Convert the stretch of the listing from its first line through the line containing "point [906,50,916,58]" into a Markdown table with the columns Row and Entry, giving each line its row number and omitting blank lines.

## Begin Material for the task

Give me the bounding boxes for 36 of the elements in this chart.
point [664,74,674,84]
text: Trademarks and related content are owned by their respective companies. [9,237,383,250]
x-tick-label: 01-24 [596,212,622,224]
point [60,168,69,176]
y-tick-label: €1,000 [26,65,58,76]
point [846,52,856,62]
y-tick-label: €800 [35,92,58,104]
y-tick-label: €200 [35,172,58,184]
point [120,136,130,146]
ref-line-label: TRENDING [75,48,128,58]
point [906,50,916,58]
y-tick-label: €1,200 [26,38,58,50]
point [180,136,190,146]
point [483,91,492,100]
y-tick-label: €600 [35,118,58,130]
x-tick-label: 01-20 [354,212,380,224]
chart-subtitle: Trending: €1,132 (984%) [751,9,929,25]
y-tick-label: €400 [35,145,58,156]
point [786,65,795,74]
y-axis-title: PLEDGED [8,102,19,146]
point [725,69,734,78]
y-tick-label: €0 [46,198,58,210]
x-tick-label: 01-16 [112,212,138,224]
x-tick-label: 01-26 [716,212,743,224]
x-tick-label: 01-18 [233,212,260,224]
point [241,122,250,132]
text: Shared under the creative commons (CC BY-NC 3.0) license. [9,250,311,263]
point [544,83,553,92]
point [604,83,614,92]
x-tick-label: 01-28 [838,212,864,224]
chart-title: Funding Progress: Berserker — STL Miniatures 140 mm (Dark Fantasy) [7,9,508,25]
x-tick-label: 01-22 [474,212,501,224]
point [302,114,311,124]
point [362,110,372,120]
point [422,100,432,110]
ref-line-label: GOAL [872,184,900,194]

## End Material for the task

Correct response =>
| Row | Entry |
|---|---|
| 1 | Give me the bounding boxes for 36 of the elements in this chart. |
| 2 | point [664,74,674,84] |
| 3 | text: Trademarks and related content are owned by their respective companies. [9,237,383,250] |
| 4 | x-tick-label: 01-24 [596,212,622,224] |
| 5 | point [60,168,69,176] |
| 6 | y-tick-label: €1,000 [26,65,58,76] |
| 7 | point [846,52,856,62] |
| 8 | y-tick-label: €800 [35,92,58,104] |
| 9 | y-tick-label: €200 [35,172,58,184] |
| 10 | point [120,136,130,146] |
| 11 | ref-line-label: TRENDING [75,48,128,58] |
| 12 | point [906,50,916,58] |